_Set exercise:_ In the records, rename "divider" to "separator-line" on every line from the start through the line holding "meta-separator: • [183, 83, 191, 106]", inclusive, and give back only those lines with the rest unchanged.

_Extracted records:_
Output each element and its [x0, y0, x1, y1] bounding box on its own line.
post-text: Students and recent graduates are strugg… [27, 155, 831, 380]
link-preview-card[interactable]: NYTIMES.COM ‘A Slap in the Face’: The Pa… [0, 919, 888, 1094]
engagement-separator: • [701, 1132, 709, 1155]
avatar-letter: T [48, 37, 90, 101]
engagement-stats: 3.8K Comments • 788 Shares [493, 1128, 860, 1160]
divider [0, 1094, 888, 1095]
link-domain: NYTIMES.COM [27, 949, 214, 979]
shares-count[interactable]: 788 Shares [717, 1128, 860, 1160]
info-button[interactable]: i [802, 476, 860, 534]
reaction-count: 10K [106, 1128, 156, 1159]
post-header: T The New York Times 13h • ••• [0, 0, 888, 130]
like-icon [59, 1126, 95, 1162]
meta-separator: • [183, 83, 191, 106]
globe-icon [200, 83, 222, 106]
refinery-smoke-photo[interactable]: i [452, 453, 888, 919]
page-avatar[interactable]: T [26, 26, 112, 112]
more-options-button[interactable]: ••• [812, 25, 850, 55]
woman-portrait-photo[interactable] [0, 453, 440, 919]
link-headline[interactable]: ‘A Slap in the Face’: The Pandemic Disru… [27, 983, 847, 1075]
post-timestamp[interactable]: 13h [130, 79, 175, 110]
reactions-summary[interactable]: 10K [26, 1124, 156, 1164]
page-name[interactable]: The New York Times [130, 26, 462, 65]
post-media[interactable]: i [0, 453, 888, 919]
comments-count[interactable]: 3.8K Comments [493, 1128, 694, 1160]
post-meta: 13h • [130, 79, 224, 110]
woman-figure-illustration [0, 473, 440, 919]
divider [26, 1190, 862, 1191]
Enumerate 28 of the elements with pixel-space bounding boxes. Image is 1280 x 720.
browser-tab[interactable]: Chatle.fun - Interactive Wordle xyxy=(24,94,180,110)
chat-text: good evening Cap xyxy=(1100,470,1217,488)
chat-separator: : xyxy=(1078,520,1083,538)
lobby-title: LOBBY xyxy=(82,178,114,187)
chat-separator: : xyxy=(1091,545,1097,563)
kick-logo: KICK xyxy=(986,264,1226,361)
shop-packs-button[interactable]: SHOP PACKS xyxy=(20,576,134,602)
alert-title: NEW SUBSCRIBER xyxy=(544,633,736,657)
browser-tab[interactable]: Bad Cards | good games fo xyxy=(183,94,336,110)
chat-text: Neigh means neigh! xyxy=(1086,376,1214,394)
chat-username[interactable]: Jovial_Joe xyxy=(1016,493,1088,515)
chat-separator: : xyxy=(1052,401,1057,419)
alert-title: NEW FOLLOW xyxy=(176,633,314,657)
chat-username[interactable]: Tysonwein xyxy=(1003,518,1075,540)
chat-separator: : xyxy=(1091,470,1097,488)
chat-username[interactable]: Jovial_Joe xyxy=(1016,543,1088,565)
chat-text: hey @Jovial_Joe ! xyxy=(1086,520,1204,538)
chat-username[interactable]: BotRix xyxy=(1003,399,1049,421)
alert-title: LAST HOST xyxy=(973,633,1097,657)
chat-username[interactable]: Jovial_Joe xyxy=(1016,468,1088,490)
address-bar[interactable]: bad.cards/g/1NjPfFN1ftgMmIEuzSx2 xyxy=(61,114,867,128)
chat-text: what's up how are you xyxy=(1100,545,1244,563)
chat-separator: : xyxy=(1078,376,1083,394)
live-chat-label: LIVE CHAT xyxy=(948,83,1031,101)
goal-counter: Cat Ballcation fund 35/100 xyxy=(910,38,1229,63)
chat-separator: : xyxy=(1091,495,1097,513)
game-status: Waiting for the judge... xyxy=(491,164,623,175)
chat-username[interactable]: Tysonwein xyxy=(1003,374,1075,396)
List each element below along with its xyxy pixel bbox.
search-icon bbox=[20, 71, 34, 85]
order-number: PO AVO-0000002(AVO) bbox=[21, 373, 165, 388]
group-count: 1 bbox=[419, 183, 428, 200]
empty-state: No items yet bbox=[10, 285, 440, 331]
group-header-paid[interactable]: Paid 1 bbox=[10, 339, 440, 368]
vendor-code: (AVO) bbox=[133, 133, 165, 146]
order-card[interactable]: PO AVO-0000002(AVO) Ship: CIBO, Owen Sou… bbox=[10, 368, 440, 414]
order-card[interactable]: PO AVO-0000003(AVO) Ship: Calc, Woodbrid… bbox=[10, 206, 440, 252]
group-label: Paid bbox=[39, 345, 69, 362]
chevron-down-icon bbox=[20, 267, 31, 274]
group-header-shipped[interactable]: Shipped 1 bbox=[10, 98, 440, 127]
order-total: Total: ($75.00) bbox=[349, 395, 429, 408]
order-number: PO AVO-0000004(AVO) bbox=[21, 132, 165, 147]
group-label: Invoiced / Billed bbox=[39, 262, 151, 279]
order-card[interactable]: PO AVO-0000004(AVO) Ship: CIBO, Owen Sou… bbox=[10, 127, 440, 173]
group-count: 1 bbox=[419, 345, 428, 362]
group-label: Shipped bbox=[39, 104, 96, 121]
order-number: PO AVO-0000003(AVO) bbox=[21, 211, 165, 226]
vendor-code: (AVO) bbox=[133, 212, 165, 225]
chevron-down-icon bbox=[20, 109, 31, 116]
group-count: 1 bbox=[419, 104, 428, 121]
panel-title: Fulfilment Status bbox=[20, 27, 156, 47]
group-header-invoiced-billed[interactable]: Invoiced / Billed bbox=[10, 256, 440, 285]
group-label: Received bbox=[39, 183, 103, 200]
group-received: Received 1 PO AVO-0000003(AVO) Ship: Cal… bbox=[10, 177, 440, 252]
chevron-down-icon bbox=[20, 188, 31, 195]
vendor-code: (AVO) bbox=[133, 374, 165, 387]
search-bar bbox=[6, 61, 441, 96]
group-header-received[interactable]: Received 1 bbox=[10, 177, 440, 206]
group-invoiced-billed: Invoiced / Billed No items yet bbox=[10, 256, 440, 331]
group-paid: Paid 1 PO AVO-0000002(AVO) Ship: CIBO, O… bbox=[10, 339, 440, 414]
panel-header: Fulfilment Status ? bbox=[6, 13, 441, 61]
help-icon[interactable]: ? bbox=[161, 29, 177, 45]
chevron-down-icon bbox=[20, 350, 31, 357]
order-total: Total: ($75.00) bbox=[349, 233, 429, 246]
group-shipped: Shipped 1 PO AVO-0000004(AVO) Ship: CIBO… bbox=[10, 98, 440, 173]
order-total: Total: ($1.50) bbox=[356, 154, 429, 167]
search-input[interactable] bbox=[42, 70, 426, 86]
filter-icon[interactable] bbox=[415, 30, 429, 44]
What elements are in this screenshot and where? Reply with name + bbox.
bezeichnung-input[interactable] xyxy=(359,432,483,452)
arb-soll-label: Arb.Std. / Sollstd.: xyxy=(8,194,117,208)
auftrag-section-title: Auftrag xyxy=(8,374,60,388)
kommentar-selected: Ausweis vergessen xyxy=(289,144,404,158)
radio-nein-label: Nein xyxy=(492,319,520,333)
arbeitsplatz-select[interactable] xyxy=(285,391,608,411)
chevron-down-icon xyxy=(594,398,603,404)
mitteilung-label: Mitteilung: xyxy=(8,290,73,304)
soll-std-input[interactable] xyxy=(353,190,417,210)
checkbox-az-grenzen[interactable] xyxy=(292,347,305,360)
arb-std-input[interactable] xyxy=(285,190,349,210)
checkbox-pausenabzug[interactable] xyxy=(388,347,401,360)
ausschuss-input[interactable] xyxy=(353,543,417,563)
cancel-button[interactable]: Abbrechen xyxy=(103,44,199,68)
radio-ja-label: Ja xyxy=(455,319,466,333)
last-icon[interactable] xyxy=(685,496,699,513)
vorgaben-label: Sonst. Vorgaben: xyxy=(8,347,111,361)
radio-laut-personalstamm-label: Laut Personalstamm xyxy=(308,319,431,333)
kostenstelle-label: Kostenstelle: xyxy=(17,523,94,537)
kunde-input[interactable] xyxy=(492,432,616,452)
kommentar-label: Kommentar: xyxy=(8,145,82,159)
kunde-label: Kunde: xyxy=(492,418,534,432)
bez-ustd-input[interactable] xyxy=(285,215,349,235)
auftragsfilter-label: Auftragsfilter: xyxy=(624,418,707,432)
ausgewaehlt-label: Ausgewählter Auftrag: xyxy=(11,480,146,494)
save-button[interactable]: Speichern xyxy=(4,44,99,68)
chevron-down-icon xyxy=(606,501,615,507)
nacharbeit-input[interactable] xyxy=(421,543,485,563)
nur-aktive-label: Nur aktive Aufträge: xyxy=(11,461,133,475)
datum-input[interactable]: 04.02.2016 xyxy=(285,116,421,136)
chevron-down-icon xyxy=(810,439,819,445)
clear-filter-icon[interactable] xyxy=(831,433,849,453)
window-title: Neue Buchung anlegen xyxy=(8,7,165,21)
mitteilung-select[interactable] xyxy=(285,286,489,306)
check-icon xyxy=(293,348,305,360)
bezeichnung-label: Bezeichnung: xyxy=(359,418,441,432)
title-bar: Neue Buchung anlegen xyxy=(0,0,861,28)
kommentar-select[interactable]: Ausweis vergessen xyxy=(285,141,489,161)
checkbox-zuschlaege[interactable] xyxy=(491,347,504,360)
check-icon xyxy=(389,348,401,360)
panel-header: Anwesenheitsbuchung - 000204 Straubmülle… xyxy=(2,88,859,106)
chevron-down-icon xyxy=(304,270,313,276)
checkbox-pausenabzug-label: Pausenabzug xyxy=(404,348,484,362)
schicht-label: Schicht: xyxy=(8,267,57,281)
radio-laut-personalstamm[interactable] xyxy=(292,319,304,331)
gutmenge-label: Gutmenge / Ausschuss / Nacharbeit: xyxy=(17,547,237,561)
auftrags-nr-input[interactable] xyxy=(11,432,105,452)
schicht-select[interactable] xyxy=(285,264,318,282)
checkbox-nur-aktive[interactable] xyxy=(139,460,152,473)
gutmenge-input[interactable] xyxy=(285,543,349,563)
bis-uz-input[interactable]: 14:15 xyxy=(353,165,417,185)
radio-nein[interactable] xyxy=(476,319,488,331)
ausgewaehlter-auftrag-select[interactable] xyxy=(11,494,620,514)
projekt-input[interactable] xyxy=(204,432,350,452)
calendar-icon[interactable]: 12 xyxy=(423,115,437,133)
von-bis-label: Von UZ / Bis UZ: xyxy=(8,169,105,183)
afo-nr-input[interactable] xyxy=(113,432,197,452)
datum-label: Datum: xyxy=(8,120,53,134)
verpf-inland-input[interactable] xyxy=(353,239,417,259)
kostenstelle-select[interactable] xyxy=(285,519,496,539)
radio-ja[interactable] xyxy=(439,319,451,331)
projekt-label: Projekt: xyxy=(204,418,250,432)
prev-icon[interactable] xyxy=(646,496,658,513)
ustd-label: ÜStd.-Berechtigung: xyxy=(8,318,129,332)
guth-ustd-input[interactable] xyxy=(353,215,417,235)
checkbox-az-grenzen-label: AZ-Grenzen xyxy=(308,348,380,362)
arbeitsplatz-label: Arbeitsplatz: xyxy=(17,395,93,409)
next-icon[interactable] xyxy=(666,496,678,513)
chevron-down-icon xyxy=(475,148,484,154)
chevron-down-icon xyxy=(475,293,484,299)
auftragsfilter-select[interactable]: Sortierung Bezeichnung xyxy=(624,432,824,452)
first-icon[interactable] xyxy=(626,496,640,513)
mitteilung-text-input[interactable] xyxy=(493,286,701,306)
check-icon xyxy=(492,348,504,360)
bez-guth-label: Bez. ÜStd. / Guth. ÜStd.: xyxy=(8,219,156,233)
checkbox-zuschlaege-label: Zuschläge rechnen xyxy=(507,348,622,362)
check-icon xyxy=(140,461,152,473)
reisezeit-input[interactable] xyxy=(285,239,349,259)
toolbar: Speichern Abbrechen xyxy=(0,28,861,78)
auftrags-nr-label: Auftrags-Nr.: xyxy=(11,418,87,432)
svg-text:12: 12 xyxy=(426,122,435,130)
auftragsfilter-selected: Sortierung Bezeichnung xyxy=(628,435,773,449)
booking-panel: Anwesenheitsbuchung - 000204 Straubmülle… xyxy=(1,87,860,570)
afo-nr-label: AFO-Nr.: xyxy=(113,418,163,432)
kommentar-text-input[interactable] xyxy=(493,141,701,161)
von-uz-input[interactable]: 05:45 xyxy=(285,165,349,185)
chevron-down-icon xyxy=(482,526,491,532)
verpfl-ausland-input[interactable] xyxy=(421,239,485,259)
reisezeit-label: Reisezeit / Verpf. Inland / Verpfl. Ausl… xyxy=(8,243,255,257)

_Full output:_
Output each element and its [x0, y0, x1, y1] bounding box on its own line.
post-text: Students and recent graduates are strugg… [27, 155, 831, 380]
link-preview-card[interactable]: NYTIMES.COM ‘A Slap in the Face’: The Pa… [0, 919, 888, 1094]
engagement-separator: • [701, 1132, 709, 1155]
avatar-letter: T [48, 37, 90, 101]
engagement-stats: 3.8K Comments • 788 Shares [493, 1128, 860, 1160]
separator-line [0, 1094, 888, 1095]
link-domain: NYTIMES.COM [27, 949, 214, 979]
shares-count[interactable]: 788 Shares [717, 1128, 860, 1160]
info-button[interactable]: i [802, 476, 860, 534]
reaction-count: 10K [106, 1128, 156, 1159]
post-header: T The New York Times 13h • ••• [0, 0, 888, 130]
like-icon [59, 1126, 95, 1162]
meta-separator: • [183, 83, 191, 106]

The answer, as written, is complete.